> _TO DO_
Entries follow. Set all of them down as they stand.
>> BEGIN DATA EXCERPTS
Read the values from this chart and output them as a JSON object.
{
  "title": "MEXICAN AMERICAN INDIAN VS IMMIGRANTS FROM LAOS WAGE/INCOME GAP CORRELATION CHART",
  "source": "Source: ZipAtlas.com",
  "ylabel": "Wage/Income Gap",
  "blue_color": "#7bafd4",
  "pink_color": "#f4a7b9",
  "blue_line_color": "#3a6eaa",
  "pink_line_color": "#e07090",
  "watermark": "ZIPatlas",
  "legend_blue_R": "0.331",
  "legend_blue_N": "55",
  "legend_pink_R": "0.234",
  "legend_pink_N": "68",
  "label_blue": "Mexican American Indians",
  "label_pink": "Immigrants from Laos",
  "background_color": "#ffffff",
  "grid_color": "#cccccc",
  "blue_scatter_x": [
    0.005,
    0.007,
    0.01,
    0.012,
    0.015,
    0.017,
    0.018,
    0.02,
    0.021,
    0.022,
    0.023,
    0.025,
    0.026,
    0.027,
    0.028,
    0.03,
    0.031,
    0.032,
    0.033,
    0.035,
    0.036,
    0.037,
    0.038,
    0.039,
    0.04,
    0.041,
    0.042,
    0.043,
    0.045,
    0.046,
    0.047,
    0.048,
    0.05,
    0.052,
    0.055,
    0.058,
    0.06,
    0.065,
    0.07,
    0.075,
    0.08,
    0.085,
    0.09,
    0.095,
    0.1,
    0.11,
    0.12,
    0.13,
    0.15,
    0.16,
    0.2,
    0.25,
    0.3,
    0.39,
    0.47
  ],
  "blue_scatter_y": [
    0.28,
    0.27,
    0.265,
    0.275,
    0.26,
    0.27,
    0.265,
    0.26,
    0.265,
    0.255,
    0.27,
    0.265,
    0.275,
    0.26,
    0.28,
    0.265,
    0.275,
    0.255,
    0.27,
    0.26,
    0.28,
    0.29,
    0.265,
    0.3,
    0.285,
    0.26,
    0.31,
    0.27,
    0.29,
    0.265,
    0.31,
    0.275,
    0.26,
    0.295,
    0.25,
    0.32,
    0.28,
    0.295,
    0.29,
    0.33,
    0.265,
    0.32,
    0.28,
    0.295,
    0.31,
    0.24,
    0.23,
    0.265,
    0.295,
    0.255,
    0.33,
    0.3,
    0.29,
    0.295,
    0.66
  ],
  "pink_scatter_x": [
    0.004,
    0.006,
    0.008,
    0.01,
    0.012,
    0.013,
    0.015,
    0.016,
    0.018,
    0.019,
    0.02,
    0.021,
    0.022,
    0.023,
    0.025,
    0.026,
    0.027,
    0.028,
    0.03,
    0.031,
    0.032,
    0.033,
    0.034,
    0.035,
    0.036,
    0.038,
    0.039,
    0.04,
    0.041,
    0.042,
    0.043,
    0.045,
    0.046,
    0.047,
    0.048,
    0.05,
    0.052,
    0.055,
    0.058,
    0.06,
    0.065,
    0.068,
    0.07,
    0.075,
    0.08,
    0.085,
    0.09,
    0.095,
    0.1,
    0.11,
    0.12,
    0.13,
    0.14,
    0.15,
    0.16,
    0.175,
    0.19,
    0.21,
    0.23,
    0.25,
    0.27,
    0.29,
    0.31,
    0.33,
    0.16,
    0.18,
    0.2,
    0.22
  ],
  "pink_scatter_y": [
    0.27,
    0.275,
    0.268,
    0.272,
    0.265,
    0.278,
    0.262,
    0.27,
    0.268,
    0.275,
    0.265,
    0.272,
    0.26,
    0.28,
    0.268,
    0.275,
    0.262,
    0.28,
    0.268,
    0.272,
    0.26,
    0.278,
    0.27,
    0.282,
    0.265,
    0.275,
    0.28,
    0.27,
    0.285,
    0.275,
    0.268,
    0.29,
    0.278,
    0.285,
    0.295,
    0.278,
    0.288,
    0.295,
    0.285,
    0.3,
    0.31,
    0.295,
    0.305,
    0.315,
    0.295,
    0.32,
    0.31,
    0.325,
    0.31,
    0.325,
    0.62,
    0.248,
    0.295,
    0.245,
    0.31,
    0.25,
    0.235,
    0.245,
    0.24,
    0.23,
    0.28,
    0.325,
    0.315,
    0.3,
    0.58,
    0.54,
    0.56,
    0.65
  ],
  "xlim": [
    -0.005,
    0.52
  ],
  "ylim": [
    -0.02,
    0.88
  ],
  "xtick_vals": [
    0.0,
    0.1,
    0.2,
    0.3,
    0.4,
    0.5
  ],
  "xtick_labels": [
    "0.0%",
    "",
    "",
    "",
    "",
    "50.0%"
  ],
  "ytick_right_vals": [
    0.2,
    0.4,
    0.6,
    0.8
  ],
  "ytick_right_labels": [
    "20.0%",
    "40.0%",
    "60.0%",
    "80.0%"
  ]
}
>> END DATA EXCERPTS
> _EXERCISE RESPONSE_
Read the values from this chart and output them as a JSON object.
{
  "title": "MEXICAN AMERICAN INDIAN VS IMMIGRANTS FROM LAOS WAGE/INCOME GAP CORRELATION CHART",
  "source": "Source: ZipAtlas.com",
  "ylabel": "Wage/Income Gap",
  "blue_color": "#7bafd4",
  "pink_color": "#f4a7b9",
  "blue_line_color": "#3a6eaa",
  "pink_line_color": "#e07090",
  "watermark": "ZIPatlas",
  "legend_blue_R": "0.331",
  "legend_blue_N": "55",
  "legend_pink_R": "0.234",
  "legend_pink_N": "68",
  "label_blue": "Mexican American Indians",
  "label_pink": "Immigrants from Laos",
  "background_color": "#ffffff",
  "grid_color": "#cccccc",
  "blue_scatter_x": [
    0.005,
    0.007,
    0.01,
    0.012,
    0.015,
    0.017,
    0.018,
    0.02,
    0.021,
    0.022,
    0.023,
    0.025,
    0.026,
    0.027,
    0.028,
    0.03,
    0.031,
    0.032,
    0.033,
    0.035,
    0.036,
    0.037,
    0.038,
    0.039,
    0.04,
    0.041,
    0.042,
    0.043,
    0.045,
    0.046,
    0.047,
    0.048,
    0.05,
    0.052,
    0.055,
    0.058,
    0.06,
    0.065,
    0.07,
    0.075,
    0.08,
    0.085,
    0.09,
    0.095,
    0.1,
    0.11,
    0.12,
    0.13,
    0.15,
    0.16,
    0.2,
    0.25,
    0.3,
    0.39,
    0.47
  ],
  "blue_scatter_y": [
    0.28,
    0.27,
    0.265,
    0.275,
    0.26,
    0.27,
    0.265,
    0.26,
    0.265,
    0.255,
    0.27,
    0.265,
    0.275,
    0.26,
    0.28,
    0.265,
    0.275,
    0.255,
    0.27,
    0.26,
    0.28,
    0.29,
    0.265,
    0.3,
    0.285,
    0.26,
    0.31,
    0.27,
    0.29,
    0.265,
    0.31,
    0.275,
    0.26,
    0.295,
    0.25,
    0.32,
    0.28,
    0.295,
    0.29,
    0.33,
    0.265,
    0.32,
    0.28,
    0.295,
    0.31,
    0.24,
    0.23,
    0.265,
    0.295,
    0.255,
    0.33,
    0.3,
    0.29,
    0.295,
    0.66
  ],
  "pink_scatter_x": [
    0.004,
    0.006,
    0.008,
    0.01,
    0.012,
    0.013,
    0.015,
    0.016,
    0.018,
    0.019,
    0.02,
    0.021,
    0.022,
    0.023,
    0.025,
    0.026,
    0.027,
    0.028,
    0.03,
    0.031,
    0.032,
    0.033,
    0.034,
    0.035,
    0.036,
    0.038,
    0.039,
    0.04,
    0.041,
    0.042,
    0.043,
    0.045,
    0.046,
    0.047,
    0.048,
    0.05,
    0.052,
    0.055,
    0.058,
    0.06,
    0.065,
    0.068,
    0.07,
    0.075,
    0.08,
    0.085,
    0.09,
    0.095,
    0.1,
    0.11,
    0.12,
    0.13,
    0.14,
    0.15,
    0.16,
    0.175,
    0.19,
    0.21,
    0.23,
    0.25,
    0.27,
    0.29,
    0.31,
    0.33,
    0.16,
    0.18,
    0.2,
    0.22
  ],
  "pink_scatter_y": [
    0.27,
    0.275,
    0.268,
    0.272,
    0.265,
    0.278,
    0.262,
    0.27,
    0.268,
    0.275,
    0.265,
    0.272,
    0.26,
    0.28,
    0.268,
    0.275,
    0.262,
    0.28,
    0.268,
    0.272,
    0.26,
    0.278,
    0.27,
    0.282,
    0.265,
    0.275,
    0.28,
    0.27,
    0.285,
    0.275,
    0.268,
    0.29,
    0.278,
    0.285,
    0.295,
    0.278,
    0.288,
    0.295,
    0.285,
    0.3,
    0.31,
    0.295,
    0.305,
    0.315,
    0.295,
    0.32,
    0.31,
    0.325,
    0.31,
    0.325,
    0.62,
    0.248,
    0.295,
    0.245,
    0.31,
    0.25,
    0.235,
    0.245,
    0.24,
    0.23,
    0.28,
    0.325,
    0.315,
    0.3,
    0.58,
    0.54,
    0.56,
    0.65
  ],
  "xlim": [
    -0.005,
    0.52
  ],
  "ylim": [
    -0.02,
    0.88
  ],
  "xtick_vals": [
    0.0,
    0.1,
    0.2,
    0.3,
    0.4,
    0.5
  ],
  "xtick_labels": [
    "0.0%",
    "",
    "",
    "",
    "",
    "50.0%"
  ],
  "ytick_right_vals": [
    0.2,
    0.4,
    0.6,
    0.8
  ],
  "ytick_right_labels": [
    "20.0%",
    "40.0%",
    "60.0%",
    "80.0%"
  ]
}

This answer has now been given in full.